**What to produce**: Copy out each line featuring the string "name" from the entries beneath.

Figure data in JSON
● ● ● ●

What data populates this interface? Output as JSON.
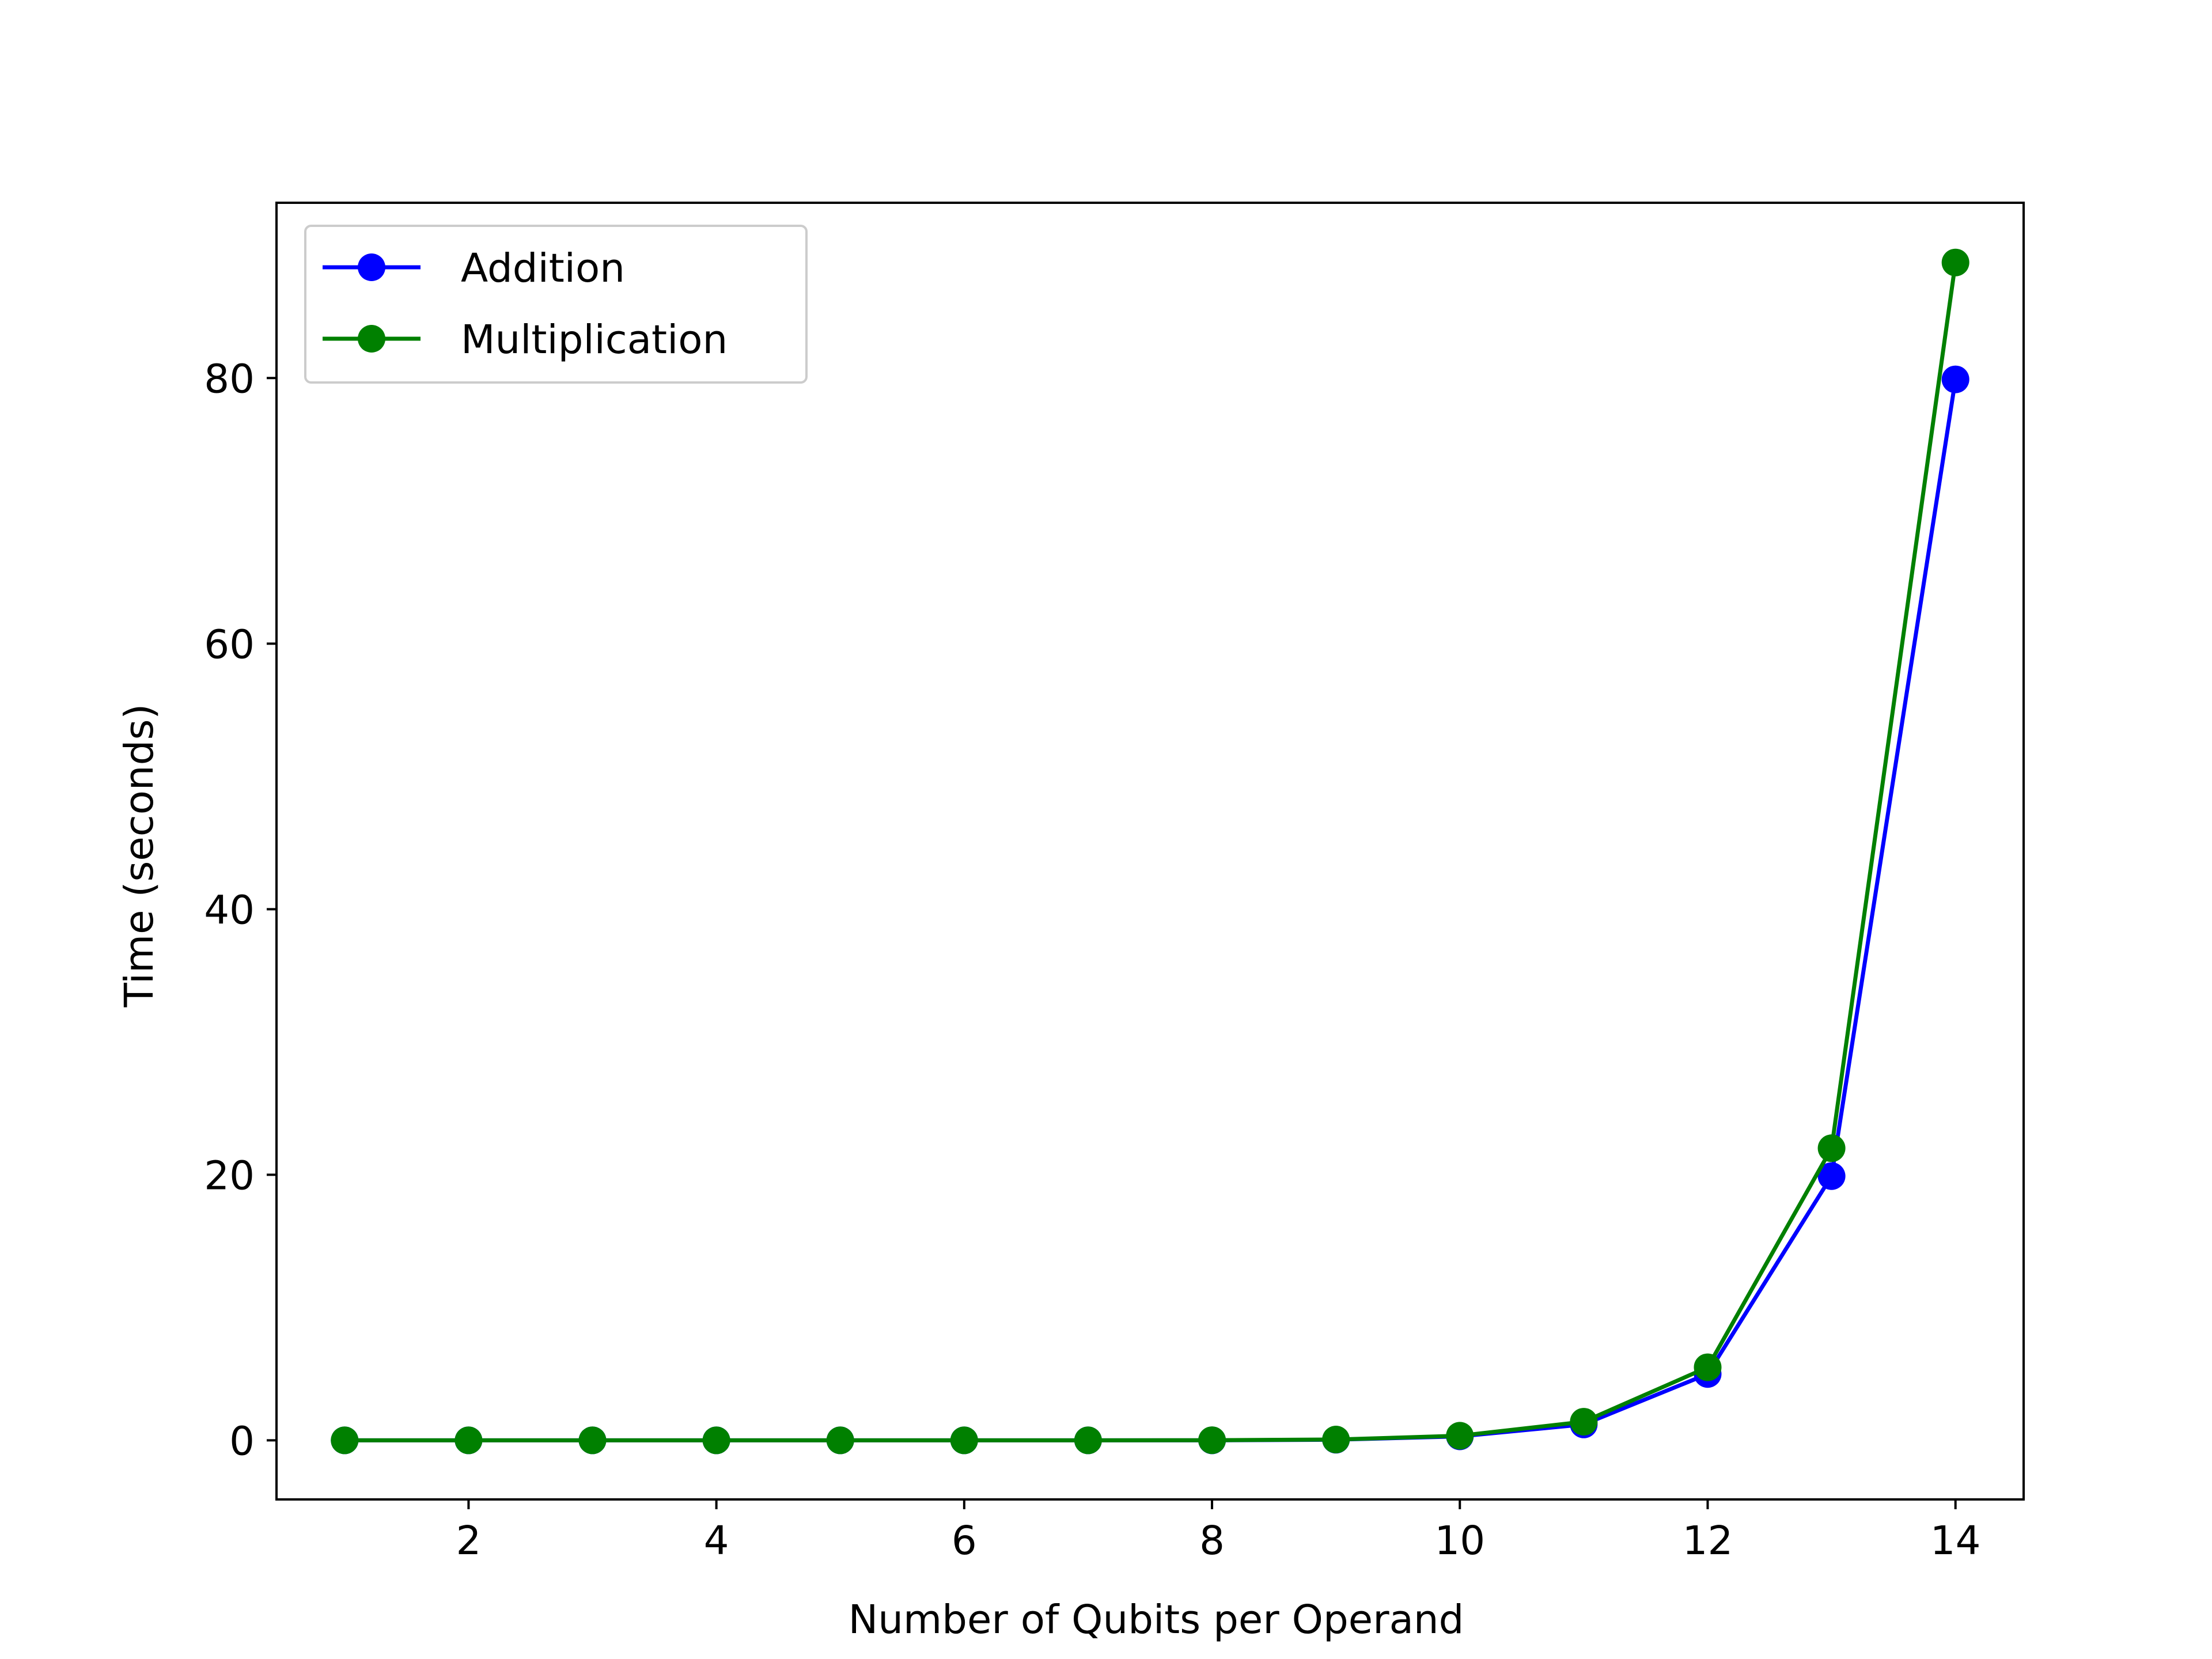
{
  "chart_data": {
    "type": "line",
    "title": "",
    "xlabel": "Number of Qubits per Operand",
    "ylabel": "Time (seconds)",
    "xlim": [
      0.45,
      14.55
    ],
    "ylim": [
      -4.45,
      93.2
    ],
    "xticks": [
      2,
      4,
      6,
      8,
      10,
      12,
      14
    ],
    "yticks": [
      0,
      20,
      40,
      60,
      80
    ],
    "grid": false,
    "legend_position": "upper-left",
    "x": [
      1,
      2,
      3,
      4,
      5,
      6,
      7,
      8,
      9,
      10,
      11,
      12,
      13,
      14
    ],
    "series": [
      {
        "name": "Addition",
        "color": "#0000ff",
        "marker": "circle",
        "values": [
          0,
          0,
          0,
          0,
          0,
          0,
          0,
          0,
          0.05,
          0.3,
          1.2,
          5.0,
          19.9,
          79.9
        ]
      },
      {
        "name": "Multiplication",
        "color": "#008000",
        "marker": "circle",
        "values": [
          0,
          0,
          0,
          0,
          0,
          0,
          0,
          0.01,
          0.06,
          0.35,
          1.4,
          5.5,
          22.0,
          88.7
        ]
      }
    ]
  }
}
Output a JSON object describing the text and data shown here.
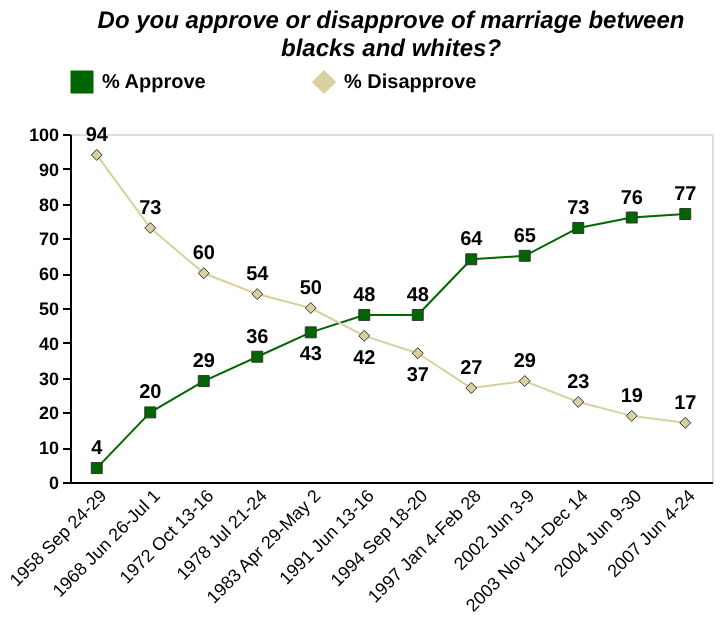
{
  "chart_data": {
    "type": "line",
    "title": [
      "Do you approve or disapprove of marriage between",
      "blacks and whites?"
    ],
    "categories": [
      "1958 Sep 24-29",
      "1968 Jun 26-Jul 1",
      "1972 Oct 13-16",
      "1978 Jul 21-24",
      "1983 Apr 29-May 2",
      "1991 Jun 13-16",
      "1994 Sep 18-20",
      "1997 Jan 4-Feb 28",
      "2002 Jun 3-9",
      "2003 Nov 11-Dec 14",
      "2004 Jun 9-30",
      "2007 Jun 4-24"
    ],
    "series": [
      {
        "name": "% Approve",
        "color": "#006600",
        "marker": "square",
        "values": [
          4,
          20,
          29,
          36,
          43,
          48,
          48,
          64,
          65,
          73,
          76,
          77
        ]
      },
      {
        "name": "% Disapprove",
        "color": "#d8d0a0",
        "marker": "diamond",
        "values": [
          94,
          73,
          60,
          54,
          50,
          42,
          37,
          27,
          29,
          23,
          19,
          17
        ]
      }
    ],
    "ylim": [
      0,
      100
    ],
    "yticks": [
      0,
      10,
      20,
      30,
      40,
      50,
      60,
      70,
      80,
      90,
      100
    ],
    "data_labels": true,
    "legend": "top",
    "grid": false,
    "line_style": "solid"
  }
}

● ● ● ●

**The response**:
        "name": "Addition",
        "name": "Multiplication",
        "name": "% Approve",
        "name": "% Disapprove",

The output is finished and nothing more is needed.